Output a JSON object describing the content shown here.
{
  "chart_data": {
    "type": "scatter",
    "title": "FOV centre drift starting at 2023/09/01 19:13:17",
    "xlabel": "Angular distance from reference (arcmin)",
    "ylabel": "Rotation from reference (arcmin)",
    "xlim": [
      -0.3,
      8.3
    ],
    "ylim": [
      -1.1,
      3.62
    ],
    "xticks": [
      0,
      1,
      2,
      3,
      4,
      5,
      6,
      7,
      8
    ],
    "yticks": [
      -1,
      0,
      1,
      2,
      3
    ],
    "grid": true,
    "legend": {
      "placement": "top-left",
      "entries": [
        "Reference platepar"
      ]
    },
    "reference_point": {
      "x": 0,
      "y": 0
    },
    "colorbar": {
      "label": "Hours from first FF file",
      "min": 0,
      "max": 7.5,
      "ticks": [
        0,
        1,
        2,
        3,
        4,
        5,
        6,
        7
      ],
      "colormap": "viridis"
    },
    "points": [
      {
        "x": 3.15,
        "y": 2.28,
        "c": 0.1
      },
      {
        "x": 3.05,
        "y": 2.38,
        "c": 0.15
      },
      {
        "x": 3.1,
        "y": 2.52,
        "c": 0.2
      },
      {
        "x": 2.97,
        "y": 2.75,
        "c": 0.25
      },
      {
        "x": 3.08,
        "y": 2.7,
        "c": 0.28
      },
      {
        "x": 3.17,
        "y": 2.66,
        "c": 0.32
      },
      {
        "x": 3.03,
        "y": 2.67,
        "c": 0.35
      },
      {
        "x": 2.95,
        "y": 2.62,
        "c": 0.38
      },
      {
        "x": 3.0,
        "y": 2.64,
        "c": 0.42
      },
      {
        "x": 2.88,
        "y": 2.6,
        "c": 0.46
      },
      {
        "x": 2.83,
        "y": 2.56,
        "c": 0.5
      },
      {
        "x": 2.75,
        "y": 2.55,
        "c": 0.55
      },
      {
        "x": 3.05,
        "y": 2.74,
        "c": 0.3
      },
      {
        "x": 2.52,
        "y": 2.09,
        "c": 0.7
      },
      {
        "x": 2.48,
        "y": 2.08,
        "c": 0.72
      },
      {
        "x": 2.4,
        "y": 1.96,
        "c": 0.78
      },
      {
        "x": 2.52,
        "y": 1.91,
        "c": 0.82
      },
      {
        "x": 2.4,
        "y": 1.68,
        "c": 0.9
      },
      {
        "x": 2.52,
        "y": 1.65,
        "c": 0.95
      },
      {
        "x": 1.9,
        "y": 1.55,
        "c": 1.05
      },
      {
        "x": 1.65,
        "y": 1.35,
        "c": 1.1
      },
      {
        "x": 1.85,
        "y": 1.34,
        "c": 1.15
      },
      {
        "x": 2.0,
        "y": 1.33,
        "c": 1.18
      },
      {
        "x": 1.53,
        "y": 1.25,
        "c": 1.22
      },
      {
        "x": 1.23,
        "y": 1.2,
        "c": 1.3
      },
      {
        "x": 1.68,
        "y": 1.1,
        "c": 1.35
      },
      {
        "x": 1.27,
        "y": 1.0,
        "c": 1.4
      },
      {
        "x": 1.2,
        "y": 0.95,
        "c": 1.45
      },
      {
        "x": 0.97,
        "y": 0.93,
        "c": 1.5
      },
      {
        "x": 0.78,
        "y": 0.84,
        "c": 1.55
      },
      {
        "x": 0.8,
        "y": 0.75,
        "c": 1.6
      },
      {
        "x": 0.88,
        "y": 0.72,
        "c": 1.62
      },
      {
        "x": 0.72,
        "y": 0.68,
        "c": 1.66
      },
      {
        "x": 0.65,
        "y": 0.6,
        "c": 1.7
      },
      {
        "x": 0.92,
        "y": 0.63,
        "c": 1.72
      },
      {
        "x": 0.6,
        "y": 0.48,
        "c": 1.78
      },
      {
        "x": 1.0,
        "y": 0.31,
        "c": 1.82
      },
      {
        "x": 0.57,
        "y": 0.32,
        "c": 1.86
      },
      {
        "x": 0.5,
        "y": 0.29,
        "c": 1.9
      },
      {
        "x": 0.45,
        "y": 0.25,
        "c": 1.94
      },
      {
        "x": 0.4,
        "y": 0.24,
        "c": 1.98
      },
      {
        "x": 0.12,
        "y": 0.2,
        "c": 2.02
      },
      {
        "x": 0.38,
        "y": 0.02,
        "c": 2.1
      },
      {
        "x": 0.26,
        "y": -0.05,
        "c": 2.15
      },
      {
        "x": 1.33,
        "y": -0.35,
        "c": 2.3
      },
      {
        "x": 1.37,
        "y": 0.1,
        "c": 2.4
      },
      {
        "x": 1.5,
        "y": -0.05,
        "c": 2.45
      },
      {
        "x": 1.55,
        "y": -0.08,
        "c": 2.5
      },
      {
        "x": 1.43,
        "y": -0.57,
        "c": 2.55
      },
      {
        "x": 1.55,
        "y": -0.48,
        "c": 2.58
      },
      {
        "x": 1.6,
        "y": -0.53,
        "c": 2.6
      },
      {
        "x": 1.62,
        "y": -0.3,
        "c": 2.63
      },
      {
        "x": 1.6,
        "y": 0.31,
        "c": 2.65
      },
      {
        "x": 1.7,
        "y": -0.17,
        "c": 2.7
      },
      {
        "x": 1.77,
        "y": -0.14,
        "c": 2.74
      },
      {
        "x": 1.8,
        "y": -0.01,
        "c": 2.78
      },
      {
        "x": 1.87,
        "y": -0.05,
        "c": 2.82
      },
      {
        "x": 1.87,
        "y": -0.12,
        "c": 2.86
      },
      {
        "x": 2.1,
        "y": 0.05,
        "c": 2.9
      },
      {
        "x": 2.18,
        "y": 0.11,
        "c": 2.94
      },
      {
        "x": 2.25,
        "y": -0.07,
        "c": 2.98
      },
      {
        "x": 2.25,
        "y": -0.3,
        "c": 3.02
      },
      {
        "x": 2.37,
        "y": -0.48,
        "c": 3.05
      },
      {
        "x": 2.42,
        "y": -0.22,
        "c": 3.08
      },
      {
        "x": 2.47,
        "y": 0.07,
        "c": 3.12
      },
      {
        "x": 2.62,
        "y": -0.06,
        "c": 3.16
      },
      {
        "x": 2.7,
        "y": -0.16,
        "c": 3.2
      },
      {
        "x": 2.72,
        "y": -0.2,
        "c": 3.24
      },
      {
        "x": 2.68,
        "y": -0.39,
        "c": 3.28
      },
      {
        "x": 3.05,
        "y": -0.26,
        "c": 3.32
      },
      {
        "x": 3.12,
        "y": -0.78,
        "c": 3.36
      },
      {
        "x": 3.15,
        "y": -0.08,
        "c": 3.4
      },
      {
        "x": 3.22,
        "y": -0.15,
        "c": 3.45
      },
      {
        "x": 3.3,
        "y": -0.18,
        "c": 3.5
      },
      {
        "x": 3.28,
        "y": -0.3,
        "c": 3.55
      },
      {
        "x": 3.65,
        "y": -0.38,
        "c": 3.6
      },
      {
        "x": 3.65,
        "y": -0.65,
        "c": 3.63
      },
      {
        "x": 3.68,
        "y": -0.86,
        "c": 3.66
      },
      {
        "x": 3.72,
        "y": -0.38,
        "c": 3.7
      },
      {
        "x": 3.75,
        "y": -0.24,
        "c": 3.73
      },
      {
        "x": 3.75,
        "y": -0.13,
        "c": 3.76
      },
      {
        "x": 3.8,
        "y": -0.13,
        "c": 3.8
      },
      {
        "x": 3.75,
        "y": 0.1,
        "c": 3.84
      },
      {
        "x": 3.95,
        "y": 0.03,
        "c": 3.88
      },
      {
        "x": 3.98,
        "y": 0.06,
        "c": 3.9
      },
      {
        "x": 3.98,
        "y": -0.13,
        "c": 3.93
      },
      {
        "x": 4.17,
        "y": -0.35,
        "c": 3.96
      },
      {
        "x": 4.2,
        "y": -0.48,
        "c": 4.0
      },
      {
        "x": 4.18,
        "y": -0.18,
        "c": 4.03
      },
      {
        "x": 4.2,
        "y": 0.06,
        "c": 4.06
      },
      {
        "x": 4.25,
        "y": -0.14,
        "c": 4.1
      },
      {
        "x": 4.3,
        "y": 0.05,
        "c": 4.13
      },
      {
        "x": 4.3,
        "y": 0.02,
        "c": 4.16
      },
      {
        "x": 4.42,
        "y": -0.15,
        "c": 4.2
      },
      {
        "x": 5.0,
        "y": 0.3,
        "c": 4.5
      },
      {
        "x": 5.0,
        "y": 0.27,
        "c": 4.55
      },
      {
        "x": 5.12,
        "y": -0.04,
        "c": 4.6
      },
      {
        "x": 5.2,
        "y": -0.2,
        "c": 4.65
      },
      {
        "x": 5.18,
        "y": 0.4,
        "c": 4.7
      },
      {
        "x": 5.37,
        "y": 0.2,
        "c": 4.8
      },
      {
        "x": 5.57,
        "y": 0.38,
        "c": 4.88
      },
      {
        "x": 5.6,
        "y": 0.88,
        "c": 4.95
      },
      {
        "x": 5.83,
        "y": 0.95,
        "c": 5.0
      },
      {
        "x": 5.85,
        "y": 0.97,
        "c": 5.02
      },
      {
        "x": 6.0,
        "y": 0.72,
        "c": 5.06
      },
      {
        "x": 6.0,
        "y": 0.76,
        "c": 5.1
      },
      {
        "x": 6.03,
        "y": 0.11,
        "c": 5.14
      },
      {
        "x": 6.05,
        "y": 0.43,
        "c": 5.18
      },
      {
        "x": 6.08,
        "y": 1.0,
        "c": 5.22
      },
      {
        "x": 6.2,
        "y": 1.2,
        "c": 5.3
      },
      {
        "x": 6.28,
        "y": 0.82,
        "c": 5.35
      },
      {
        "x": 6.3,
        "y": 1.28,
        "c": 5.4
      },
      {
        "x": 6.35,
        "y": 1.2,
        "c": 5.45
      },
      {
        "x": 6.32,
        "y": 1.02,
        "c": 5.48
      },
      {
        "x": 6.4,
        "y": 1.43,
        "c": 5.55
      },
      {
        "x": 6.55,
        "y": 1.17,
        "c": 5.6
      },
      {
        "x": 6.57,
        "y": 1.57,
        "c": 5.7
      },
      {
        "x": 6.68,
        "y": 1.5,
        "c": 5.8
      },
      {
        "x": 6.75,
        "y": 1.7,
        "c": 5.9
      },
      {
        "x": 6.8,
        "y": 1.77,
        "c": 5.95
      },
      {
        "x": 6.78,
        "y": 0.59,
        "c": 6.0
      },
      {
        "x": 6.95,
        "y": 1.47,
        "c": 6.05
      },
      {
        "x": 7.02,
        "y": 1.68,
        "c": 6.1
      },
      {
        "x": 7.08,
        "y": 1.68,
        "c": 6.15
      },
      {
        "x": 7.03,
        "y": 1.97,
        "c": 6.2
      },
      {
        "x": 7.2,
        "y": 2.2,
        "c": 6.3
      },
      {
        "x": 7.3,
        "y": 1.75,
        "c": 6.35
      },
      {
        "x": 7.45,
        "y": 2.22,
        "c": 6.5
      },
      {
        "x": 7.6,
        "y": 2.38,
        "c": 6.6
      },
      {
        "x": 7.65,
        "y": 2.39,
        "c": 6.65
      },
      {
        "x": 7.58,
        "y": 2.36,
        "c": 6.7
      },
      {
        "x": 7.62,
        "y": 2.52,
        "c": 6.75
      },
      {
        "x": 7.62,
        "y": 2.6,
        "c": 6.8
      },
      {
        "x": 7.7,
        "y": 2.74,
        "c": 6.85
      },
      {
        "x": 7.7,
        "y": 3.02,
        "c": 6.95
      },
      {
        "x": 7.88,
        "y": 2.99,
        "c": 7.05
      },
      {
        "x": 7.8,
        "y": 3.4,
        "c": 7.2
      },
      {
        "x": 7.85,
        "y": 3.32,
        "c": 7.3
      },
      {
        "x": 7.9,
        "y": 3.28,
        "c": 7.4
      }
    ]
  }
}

_____

## [Requirements]
Return every line in the listing that contains the word "from".

## [Result of the task]
    "xlabel": "Angular distance from reference (arcmin)",
    "ylabel": "Rotation from reference (arcmin)",
      "label": "Hours from first FF file",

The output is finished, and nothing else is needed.